TASK REQUIREMENTS: Render the listing as a numbered list, from its first line through the line containing "answer-option-label: True: [80, 635, 123, 661]", both included, and leave out any blank lines.

**** MATERIAL PROVIDED

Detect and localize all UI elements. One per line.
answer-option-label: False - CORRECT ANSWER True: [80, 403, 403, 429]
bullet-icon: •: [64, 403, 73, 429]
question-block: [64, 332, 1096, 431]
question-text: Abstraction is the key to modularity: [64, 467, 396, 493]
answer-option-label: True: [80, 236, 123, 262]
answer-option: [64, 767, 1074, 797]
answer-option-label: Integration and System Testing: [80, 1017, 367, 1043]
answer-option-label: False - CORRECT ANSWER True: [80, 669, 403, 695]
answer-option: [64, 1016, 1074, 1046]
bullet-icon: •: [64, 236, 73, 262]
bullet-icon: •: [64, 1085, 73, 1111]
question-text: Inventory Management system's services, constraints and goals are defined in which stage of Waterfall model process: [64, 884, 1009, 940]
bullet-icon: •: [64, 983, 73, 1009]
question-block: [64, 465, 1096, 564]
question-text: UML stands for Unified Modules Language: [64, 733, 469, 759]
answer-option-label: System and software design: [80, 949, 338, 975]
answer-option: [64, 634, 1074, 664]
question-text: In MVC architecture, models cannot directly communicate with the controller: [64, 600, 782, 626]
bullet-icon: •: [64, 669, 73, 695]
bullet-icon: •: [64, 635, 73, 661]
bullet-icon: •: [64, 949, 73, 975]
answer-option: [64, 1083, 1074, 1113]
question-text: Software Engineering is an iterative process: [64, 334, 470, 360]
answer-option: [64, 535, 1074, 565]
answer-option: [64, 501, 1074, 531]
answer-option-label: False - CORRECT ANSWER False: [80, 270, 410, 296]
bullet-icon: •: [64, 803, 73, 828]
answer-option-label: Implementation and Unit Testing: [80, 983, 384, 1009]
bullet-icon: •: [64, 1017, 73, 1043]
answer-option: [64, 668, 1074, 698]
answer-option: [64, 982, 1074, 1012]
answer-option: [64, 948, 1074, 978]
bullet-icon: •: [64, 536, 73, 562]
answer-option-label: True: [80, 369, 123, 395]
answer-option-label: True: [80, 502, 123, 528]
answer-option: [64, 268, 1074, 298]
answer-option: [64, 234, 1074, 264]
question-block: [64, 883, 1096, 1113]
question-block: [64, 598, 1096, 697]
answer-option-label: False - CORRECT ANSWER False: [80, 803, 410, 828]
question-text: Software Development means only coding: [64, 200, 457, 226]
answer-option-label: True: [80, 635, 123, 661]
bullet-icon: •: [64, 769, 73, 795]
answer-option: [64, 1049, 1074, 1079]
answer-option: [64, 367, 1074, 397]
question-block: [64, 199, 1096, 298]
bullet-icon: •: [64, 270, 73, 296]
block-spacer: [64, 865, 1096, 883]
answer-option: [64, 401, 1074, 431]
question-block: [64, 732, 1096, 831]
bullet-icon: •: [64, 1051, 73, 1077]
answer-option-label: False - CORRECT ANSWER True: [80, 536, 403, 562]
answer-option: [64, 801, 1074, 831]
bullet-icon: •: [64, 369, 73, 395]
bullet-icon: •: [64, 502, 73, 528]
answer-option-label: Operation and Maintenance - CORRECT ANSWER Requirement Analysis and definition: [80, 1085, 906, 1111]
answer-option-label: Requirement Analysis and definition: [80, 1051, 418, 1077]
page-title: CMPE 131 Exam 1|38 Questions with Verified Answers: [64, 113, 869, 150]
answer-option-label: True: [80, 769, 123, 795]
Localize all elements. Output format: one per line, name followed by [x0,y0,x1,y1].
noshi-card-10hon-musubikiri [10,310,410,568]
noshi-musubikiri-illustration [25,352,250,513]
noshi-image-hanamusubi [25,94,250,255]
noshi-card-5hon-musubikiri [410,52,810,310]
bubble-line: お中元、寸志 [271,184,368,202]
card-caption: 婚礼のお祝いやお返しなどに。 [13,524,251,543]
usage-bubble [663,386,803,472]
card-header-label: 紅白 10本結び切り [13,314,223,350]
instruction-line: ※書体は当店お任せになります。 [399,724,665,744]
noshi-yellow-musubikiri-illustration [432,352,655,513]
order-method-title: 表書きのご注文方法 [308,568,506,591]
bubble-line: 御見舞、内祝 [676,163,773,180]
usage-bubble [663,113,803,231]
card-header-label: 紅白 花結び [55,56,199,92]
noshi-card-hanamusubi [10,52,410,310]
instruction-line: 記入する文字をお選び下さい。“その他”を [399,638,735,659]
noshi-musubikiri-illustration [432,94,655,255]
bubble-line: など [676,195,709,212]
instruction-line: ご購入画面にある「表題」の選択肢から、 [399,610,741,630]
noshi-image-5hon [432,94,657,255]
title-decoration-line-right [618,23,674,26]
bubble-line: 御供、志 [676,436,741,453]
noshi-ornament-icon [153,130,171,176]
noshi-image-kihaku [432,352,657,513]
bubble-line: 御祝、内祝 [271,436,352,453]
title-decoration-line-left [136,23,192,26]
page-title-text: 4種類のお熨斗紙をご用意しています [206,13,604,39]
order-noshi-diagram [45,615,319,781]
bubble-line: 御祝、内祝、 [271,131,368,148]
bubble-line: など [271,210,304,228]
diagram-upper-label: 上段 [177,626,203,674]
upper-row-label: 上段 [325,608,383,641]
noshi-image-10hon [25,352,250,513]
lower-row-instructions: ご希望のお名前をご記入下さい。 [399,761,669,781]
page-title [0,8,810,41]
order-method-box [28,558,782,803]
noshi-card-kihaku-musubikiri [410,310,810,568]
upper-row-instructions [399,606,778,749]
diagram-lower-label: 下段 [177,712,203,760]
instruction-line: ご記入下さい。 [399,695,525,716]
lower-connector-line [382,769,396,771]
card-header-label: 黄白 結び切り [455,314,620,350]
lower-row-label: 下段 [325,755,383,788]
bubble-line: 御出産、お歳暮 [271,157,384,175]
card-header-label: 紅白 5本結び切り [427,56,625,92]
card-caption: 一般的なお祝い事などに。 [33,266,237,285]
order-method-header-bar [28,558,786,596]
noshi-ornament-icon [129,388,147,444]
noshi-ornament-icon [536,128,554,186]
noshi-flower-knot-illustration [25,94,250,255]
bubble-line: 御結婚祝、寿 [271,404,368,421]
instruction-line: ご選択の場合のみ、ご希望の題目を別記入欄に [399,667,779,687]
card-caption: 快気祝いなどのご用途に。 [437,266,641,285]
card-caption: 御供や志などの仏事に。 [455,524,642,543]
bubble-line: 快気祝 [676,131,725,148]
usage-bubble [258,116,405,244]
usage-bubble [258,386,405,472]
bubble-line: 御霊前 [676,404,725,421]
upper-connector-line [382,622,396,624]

********

REPLY:
1. Detect and localize all UI elements. One per line.
2. answer-option-label: False - CORRECT ANSWER True: [80, 403, 403, 429]
3. bullet-icon: •: [64, 403, 73, 429]
4. question-block: [64, 332, 1096, 431]
5. question-text: Abstraction is the key to modularity: [64, 467, 396, 493]
6. answer-option-label: True: [80, 236, 123, 262]
7. answer-option: [64, 767, 1074, 797]
8. answer-option-label: Integration and System Testing: [80, 1017, 367, 1043]
9. answer-option-label: False - CORRECT ANSWER True: [80, 669, 403, 695]
10. answer-option: [64, 1016, 1074, 1046]
11. bullet-icon: •: [64, 236, 73, 262]
12. bullet-icon: •: [64, 1085, 73, 1111]
13. question-text: Inventory Management system's services, constraints and goals are defined in which stage of Waterfall model process: [64, 884, 1009, 940]
14. bullet-icon: •: [64, 983, 73, 1009]
15. question-block: [64, 465, 1096, 564]
16. question-text: UML stands for Unified Modules Language: [64, 733, 469, 759]
17. answer-option-label: System and software design: [80, 949, 338, 975]
18. answer-option: [64, 634, 1074, 664]
19. question-text: In MVC architecture, models cannot directly communicate with the controller: [64, 600, 782, 626]
20. bullet-icon: •: [64, 669, 73, 695]
21. bullet-icon: •: [64, 635, 73, 661]
22. bullet-icon: •: [64, 949, 73, 975]
23. answer-option: [64, 1083, 1074, 1113]
24. question-text: Software Engineering is an iterative process: [64, 334, 470, 360]
25. answer-option: [64, 535, 1074, 565]
26. answer-option: [64, 501, 1074, 531]
27. answer-option-label: False - CORRECT ANSWER False: [80, 270, 410, 296]
28. bullet-icon: •: [64, 803, 73, 828]
29. answer-option-label: Implementation and Unit Testing: [80, 983, 384, 1009]
30. bullet-icon: •: [64, 1017, 73, 1043]
31. answer-option: [64, 668, 1074, 698]
32. answer-option: [64, 982, 1074, 1012]
33. answer-option: [64, 948, 1074, 978]
34. bullet-icon: •: [64, 536, 73, 562]
35. answer-option-label: True: [80, 369, 123, 395]
36. answer-option-label: True: [80, 502, 123, 528]
37. answer-option: [64, 268, 1074, 298]
38. answer-option: [64, 234, 1074, 264]
39. question-block: [64, 883, 1096, 1113]
40. question-block: [64, 598, 1096, 697]
41. answer-option-label: False - CORRECT ANSWER False: [80, 803, 410, 828]
42. question-text: Software Development means only coding: [64, 200, 457, 226]
43. answer-option-label: True: [80, 635, 123, 661]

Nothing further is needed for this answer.